- TEXT TO READ
▬▬▬▬▬▬▬▬▬▬

T1006: Direct Volume Access

Direct Volume Access matters because it can let an adversary read or copy data from a disk volume in ways that bypass normal file permissions and file-system monitoring. For leaders, this is a stealth and evidence-risk issue: sensitive files may be accessed without the same alerts expected from standard file access logging, especially when built-in or common utilities such as vssadmin, wbadmin, or esentutl are involved.

Executive priority

Prioritize this where Windows systems hold high-value data, credentials, backups, or operationally sensitive records. The business question is whether privileged users and processes can create shadow copies, backups, or direct volume reads without strong monitoring and review. ATT&CK also maps this technique to named groups and campaigns, including critical-infrastructure-related context, so it is relevant to resilience planning, incident response readiness, and audit evidence for privileged access control.

Technical view

SOC and IR teams should validate coverage for Windows direct logical volume access, PowerShell-based tooling such as NinjaCopy, and use of built-in or third-party utilities referenced by ATT&CK, including vssadmin, wbadmin, and esentutl. Because ATT&CK provides no official detection text for T1006, teams should lean on the related detection strategy DET0426 and test whether endpoint telemetry can show suspicious process behavior, privileged account use, shadow copy or backup creation, and access patterns that do not align with normal administrative activity.

Likely telemetry

Windows process creation and command-line telemetry
PowerShell script block, module, and transcript logging where enabled
Endpoint detection telemetry for raw disk or logical volume access behavior
Shadow copy and backup-related events
Use of vssadmin, wbadmin, and esentutl

Detection direction

Confirm whether DET0426 or equivalent analytics are implemented and tested against direct volume access behavior.
Tune detections around suspicious use of vssadmin, wbadmin, esentutl, and PowerShell-based copying while accounting for legitimate backup, database maintenance, and administrative workflows.
Correlate volume or shadow-copy activity with privileged logons, unusual parent processes, off-hours execution, and access to sensitive systems.
Review blind spots where file-system monitoring alone is assumed to provide coverage; this technique is specifically relevant because it may bypass those controls.

▬▬▬▬▬▬▬▬▬▬

- ENTRIES
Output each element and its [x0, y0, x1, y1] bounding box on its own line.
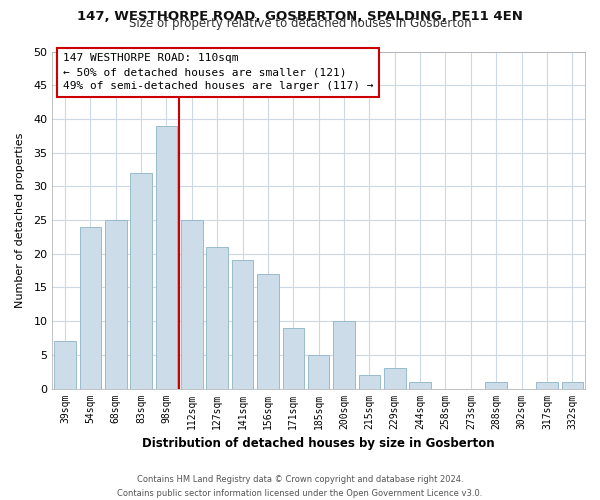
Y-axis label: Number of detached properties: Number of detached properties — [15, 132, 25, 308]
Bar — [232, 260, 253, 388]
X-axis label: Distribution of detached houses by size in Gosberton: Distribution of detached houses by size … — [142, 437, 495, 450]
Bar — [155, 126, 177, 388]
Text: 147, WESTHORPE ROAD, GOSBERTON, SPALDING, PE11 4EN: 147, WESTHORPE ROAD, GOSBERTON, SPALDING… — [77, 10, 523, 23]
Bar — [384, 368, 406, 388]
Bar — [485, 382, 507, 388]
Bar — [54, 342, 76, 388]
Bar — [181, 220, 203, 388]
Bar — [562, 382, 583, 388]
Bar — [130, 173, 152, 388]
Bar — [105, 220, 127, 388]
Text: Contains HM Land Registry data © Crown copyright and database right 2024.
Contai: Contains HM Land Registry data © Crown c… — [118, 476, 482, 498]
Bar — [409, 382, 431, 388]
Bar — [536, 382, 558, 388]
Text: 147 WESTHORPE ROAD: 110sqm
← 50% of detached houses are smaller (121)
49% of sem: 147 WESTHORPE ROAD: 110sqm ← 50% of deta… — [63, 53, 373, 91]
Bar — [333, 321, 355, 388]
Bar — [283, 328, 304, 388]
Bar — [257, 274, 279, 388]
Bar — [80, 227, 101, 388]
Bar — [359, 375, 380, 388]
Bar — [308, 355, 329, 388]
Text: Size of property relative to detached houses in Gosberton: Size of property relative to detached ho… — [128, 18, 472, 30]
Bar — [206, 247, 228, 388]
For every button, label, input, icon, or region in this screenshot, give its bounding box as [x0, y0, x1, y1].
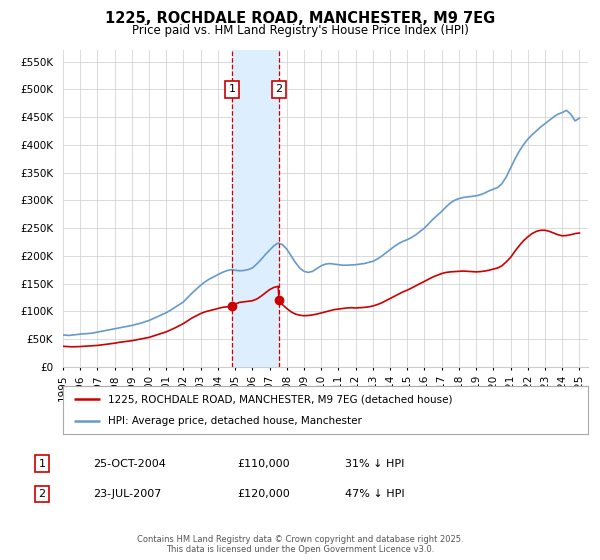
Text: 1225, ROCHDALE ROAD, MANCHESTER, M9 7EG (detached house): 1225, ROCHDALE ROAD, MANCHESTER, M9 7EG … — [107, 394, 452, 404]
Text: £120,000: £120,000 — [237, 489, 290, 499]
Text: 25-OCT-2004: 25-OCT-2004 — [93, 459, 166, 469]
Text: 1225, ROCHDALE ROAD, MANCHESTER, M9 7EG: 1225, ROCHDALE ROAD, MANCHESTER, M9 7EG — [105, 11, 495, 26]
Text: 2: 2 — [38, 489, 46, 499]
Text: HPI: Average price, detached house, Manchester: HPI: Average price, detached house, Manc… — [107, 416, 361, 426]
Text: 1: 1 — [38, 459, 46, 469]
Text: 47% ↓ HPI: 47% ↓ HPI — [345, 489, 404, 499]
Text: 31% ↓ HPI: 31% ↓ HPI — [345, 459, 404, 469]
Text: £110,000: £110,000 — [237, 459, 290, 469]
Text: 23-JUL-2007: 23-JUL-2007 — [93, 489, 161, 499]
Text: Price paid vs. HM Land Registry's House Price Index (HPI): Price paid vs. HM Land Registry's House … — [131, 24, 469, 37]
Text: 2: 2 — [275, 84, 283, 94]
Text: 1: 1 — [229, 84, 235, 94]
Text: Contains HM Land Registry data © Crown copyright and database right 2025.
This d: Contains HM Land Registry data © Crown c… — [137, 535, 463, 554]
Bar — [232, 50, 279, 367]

▬▬▬▬▬▬▬▬▬▬

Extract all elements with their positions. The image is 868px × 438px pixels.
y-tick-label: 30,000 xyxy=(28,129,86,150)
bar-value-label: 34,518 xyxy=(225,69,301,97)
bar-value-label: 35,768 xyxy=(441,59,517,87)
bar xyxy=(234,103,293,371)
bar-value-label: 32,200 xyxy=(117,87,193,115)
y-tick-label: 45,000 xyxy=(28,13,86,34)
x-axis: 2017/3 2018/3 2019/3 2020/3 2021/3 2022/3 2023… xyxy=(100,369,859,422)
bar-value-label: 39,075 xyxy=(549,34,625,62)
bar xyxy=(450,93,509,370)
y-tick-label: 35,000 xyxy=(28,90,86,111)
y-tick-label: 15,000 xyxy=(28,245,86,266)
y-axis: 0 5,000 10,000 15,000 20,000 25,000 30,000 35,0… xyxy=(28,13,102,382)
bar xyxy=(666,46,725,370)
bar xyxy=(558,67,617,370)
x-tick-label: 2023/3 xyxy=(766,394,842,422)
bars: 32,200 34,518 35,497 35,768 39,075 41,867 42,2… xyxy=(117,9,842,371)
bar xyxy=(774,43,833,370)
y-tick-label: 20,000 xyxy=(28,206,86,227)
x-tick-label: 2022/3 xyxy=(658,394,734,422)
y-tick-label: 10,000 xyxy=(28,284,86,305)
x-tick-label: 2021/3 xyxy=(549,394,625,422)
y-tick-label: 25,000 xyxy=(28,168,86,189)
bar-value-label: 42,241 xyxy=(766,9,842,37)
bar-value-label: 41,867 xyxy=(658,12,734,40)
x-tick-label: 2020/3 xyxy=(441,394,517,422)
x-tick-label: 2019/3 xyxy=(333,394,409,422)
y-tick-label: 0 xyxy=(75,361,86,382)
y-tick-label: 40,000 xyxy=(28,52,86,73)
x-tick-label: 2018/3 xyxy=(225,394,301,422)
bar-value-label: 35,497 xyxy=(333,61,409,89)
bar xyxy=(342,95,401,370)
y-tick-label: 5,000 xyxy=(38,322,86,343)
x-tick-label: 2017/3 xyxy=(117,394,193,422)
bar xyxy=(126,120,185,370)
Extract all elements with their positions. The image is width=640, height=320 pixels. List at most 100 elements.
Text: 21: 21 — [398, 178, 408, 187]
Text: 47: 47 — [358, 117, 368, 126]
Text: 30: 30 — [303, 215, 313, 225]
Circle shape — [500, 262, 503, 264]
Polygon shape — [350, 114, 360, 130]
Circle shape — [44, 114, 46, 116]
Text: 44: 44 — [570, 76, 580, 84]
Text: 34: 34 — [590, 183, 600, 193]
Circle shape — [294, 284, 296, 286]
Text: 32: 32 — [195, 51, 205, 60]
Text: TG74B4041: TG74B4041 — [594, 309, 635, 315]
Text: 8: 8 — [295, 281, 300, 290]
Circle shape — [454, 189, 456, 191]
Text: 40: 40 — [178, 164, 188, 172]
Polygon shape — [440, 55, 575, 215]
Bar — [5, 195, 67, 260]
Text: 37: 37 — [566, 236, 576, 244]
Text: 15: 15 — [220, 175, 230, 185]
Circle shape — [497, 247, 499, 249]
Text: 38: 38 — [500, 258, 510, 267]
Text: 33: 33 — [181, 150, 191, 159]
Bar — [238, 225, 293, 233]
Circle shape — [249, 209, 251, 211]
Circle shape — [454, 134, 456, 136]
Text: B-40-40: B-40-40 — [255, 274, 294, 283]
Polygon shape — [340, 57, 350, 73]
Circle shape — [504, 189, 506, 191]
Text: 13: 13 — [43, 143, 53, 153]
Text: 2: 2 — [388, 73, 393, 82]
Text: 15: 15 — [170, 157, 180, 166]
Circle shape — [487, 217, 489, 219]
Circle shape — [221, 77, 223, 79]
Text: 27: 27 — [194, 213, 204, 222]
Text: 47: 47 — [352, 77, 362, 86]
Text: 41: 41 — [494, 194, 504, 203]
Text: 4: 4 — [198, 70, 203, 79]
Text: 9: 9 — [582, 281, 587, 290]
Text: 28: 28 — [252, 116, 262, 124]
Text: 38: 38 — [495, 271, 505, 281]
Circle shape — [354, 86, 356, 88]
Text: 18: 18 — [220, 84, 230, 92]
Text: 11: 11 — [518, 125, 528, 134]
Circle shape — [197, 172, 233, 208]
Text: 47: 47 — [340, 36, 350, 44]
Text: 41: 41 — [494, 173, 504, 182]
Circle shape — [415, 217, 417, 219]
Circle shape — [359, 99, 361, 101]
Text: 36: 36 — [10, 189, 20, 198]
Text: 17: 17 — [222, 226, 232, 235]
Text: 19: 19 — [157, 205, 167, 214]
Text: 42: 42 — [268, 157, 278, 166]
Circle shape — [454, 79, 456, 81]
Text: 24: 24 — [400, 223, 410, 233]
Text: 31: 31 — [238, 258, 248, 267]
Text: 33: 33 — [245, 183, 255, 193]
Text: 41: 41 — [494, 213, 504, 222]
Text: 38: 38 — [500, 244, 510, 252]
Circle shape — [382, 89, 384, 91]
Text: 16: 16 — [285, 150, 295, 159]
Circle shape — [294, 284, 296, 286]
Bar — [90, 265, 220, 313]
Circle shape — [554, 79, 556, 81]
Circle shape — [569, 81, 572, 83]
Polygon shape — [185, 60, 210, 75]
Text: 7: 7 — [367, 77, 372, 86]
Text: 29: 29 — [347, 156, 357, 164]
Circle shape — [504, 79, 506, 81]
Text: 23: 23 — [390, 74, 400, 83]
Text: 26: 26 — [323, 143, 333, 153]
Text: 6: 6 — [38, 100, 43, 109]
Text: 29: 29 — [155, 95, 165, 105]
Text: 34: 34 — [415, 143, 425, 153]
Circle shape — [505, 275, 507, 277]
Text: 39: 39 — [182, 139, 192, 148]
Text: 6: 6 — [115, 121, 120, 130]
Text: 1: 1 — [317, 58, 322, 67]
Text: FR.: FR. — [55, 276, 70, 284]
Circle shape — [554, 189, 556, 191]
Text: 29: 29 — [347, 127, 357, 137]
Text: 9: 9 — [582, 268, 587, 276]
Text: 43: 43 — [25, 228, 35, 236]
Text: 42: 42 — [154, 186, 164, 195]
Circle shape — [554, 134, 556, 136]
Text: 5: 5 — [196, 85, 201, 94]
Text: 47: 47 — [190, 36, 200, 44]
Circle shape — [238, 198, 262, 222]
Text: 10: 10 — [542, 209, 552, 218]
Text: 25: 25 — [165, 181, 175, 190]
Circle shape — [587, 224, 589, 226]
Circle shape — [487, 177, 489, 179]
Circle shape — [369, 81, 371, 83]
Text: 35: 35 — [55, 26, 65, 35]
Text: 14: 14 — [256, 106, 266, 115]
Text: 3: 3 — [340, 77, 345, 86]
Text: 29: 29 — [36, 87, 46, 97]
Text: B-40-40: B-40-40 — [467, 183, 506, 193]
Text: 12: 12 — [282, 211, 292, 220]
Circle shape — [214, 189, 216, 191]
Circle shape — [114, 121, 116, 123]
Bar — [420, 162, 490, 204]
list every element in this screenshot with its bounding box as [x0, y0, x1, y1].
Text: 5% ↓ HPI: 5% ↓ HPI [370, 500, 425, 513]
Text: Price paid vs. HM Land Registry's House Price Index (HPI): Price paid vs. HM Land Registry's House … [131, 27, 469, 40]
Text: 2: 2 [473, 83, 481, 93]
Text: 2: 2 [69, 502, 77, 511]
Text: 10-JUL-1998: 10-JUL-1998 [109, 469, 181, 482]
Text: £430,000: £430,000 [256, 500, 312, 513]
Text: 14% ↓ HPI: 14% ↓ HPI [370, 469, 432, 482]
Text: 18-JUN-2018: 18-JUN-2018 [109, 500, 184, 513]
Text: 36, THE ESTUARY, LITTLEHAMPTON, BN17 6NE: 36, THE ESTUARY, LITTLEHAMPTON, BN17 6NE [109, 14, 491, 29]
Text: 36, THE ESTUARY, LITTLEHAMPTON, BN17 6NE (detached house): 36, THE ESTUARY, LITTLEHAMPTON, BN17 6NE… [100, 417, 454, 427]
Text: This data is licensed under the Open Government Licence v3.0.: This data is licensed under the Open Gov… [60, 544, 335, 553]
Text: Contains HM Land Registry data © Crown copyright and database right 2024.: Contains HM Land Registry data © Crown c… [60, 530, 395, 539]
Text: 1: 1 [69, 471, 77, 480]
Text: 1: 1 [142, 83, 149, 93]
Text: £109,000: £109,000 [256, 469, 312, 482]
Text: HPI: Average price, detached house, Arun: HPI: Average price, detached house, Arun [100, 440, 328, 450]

▬▬▬▬▬▬▬▬▬▬

- WHAT YOU WILL DO
Reproduce verbatim the stretch of the Direct Volume Access text from "Review blind spots" through "bypass those controls.".

- COMPLETED EXERCISE
Review blind spots where file-system monitoring alone is assumed to provide coverage; this technique is specifically relevant because it may bypass those controls.